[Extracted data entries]
BEGIN
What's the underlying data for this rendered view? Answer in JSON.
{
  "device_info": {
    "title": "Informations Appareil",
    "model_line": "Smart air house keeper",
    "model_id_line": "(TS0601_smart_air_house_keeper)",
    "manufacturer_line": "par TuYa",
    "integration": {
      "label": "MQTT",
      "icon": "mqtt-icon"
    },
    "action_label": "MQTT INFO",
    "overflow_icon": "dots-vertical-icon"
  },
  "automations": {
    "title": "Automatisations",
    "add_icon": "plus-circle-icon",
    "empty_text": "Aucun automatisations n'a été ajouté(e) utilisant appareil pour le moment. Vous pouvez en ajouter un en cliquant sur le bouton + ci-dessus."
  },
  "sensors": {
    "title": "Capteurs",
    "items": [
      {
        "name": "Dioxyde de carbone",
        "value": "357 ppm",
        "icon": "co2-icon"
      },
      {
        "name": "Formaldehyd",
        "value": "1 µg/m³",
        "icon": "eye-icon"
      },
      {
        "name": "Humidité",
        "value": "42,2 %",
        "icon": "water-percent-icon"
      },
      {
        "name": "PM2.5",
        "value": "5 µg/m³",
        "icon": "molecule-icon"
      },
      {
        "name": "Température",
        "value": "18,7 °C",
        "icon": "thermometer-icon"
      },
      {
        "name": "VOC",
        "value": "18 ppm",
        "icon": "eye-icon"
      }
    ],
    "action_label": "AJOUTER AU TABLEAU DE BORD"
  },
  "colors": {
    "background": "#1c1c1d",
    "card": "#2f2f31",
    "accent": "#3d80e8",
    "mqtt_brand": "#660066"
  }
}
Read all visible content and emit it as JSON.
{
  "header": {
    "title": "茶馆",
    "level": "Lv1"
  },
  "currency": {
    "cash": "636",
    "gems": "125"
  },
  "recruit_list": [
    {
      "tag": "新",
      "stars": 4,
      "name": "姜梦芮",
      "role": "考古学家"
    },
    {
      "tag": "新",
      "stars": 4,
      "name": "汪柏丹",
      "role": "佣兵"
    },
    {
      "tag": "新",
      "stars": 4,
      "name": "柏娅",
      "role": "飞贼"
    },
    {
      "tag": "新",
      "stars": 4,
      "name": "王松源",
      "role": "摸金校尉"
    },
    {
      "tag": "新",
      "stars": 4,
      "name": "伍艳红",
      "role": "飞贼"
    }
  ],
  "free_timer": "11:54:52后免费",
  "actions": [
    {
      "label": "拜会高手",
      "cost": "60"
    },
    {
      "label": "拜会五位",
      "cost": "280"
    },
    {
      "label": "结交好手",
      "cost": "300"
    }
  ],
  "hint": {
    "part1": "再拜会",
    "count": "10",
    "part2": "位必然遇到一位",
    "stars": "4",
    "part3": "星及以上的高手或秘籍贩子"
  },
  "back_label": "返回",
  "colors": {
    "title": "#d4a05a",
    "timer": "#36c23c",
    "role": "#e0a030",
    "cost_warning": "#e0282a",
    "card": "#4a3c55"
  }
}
END
Reproduce the material exactly, with every line intact.

What's the underlying data for this rendered view? Answer in JSON.
{
  "device_info": {
    "title": "Informations Appareil",
    "model_line": "Smart air house keeper",
    "model_id_line": "(TS0601_smart_air_house_keeper)",
    "manufacturer_line": "par TuYa",
    "integration": {
      "label": "MQTT",
      "icon": "mqtt-icon"
    },
    "action_label": "MQTT INFO",
    "overflow_icon": "dots-vertical-icon"
  },
  "automations": {
    "title": "Automatisations",
    "add_icon": "plus-circle-icon",
    "empty_text": "Aucun automatisations n'a été ajouté(e) utilisant appareil pour le moment. Vous pouvez en ajouter un en cliquant sur le bouton + ci-dessus."
  },
  "sensors": {
    "title": "Capteurs",
    "items": [
      {
        "name": "Dioxyde de carbone",
        "value": "357 ppm",
        "icon": "co2-icon"
      },
      {
        "name": "Formaldehyd",
        "value": "1 µg/m³",
        "icon": "eye-icon"
      },
      {
        "name": "Humidité",
        "value": "42,2 %",
        "icon": "water-percent-icon"
      },
      {
        "name": "PM2.5",
        "value": "5 µg/m³",
        "icon": "molecule-icon"
      },
      {
        "name": "Température",
        "value": "18,7 °C",
        "icon": "thermometer-icon"
      },
      {
        "name": "VOC",
        "value": "18 ppm",
        "icon": "eye-icon"
      }
    ],
    "action_label": "AJOUTER AU TABLEAU DE BORD"
  },
  "colors": {
    "background": "#1c1c1d",
    "card": "#2f2f31",
    "accent": "#3d80e8",
    "mqtt_brand": "#660066"
  }
}
Read all visible content and emit it as JSON.
{
  "header": {
    "title": "茶馆",
    "level": "Lv1"
  },
  "currency": {
    "cash": "636",
    "gems": "125"
  },
  "recruit_list": [
    {
      "tag": "新",
      "stars": 4,
      "name": "姜梦芮",
      "role": "考古学家"
    },
    {
      "tag": "新",
      "stars": 4,
      "name": "汪柏丹",
      "role": "佣兵"
    },
    {
      "tag": "新",
      "stars": 4,
      "name": "柏娅",
      "role": "飞贼"
    },
    {
      "tag": "新",
      "stars": 4,
      "name": "王松源",
      "role": "摸金校尉"
    },
    {
      "tag": "新",
      "stars": 4,
      "name": "伍艳红",
      "role": "飞贼"
    }
  ],
  "free_timer": "11:54:52后免费",
  "actions": [
    {
      "label": "拜会高手",
      "cost": "60"
    },
    {
      "label": "拜会五位",
      "cost": "280"
    },
    {
      "label": "结交好手",
      "cost": "300"
    }
  ],
  "hint": {
    "part1": "再拜会",
    "count": "10",
    "part2": "位必然遇到一位",
    "stars": "4",
    "part3": "星及以上的高手或秘籍贩子"
  },
  "back_label": "返回",
  "colors": {
    "title": "#d4a05a",
    "timer": "#36c23c",
    "role": "#e0a030",
    "cost_warning": "#e0282a",
    "card": "#4a3c55"
  }
}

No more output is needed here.